Exercise requirements
Locate all lines with the word "series". Copy them.

Items from a figure collection
---

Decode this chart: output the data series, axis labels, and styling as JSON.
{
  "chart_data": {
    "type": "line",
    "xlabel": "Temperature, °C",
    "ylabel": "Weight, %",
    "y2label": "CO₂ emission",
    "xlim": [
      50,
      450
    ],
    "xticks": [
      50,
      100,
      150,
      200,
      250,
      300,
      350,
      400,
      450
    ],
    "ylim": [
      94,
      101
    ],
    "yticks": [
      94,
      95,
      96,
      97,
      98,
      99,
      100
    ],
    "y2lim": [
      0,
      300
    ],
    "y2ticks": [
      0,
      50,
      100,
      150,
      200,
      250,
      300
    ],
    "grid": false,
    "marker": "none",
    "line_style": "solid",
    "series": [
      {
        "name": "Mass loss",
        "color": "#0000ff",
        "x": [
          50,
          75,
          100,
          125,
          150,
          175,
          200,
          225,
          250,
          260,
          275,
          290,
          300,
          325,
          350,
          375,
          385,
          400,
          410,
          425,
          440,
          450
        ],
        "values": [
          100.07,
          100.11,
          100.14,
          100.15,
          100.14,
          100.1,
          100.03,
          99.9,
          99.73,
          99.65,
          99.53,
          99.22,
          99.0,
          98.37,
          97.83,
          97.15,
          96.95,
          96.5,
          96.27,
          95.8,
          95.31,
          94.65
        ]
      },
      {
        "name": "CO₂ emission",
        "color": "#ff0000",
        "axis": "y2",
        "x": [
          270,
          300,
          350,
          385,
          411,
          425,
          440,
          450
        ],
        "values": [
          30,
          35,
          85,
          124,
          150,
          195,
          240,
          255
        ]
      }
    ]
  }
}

---

Task solution
Decode this chart: output the data series, axis labels, and styling as JSON.
    "series": [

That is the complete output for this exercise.